Problem statement: Keep the pictures out and restate every record exactly.

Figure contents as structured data
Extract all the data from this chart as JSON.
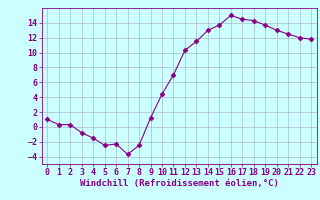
{
  "x": [
    0,
    1,
    2,
    3,
    4,
    5,
    6,
    7,
    8,
    9,
    10,
    11,
    12,
    13,
    14,
    15,
    16,
    17,
    18,
    19,
    20,
    21,
    22,
    23
  ],
  "y": [
    1,
    0.3,
    0.3,
    -0.8,
    -1.5,
    -2.5,
    -2.3,
    -3.7,
    -2.5,
    1.2,
    4.4,
    7.0,
    10.3,
    11.5,
    13.0,
    13.7,
    15.0,
    14.5,
    14.3,
    13.7,
    13.0,
    12.5,
    12.0,
    11.8
  ],
  "line_color": "#880088",
  "marker": "D",
  "marker_size": 2.5,
  "bg_color": "#ccffff",
  "grid_color": "#aabbcc",
  "xlabel": "Windchill (Refroidissement éolien,°C)",
  "xlabel_fontsize": 6.5,
  "tick_fontsize": 6,
  "xlim": [
    -0.5,
    23.5
  ],
  "ylim": [
    -5,
    16
  ],
  "yticks": [
    -4,
    -2,
    0,
    2,
    4,
    6,
    8,
    10,
    12,
    14
  ],
  "xticks": [
    0,
    1,
    2,
    3,
    4,
    5,
    6,
    7,
    8,
    9,
    10,
    11,
    12,
    13,
    14,
    15,
    16,
    17,
    18,
    19,
    20,
    21,
    22,
    23
  ]
}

Response to the task:
Extract all the data from this chart as JSON.
{
  "x": [
    0,
    1,
    2,
    3,
    4,
    5,
    6,
    7,
    8,
    9,
    10,
    11,
    12,
    13,
    14,
    15,
    16,
    17,
    18,
    19,
    20,
    21,
    22,
    23
  ],
  "y": [
    1,
    0.3,
    0.3,
    -0.8,
    -1.5,
    -2.5,
    -2.3,
    -3.7,
    -2.5,
    1.2,
    4.4,
    7.0,
    10.3,
    11.5,
    13.0,
    13.7,
    15.0,
    14.5,
    14.3,
    13.7,
    13.0,
    12.5,
    12.0,
    11.8
  ],
  "line_color": "#880088",
  "marker": "D",
  "marker_size": 2.5,
  "bg_color": "#ccffff",
  "grid_color": "#aabbcc",
  "xlabel": "Windchill (Refroidissement éolien,°C)",
  "xlabel_fontsize": 6.5,
  "tick_fontsize": 6,
  "xlim": [
    -0.5,
    23.5
  ],
  "ylim": [
    -5,
    16
  ],
  "yticks": [
    -4,
    -2,
    0,
    2,
    4,
    6,
    8,
    10,
    12,
    14
  ],
  "xticks": [
    0,
    1,
    2,
    3,
    4,
    5,
    6,
    7,
    8,
    9,
    10,
    11,
    12,
    13,
    14,
    15,
    16,
    17,
    18,
    19,
    20,
    21,
    22,
    23
  ]
}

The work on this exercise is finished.